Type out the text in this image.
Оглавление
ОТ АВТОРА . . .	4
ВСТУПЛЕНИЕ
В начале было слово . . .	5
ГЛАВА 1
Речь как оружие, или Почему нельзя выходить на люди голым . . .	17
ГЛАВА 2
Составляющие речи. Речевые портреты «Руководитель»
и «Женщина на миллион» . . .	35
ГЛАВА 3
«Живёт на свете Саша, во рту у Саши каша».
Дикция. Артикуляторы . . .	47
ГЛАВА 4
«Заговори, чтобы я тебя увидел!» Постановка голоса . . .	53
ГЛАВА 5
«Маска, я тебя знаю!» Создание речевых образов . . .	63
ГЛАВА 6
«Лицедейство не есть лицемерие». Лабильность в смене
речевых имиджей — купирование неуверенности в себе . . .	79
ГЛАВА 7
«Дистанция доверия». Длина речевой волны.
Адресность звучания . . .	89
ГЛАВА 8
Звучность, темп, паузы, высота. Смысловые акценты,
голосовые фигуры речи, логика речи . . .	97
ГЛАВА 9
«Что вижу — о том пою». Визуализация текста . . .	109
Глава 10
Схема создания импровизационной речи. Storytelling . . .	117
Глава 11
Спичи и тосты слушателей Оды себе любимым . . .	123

============================================================

#### Objective:
Pick out each line in the material containing "речевых".

#### The completed task:
«Маска, я тебя знаю!» Создание речевых образов . . .	63
речевых имиджей — купирование неуверенности в себе . . .	79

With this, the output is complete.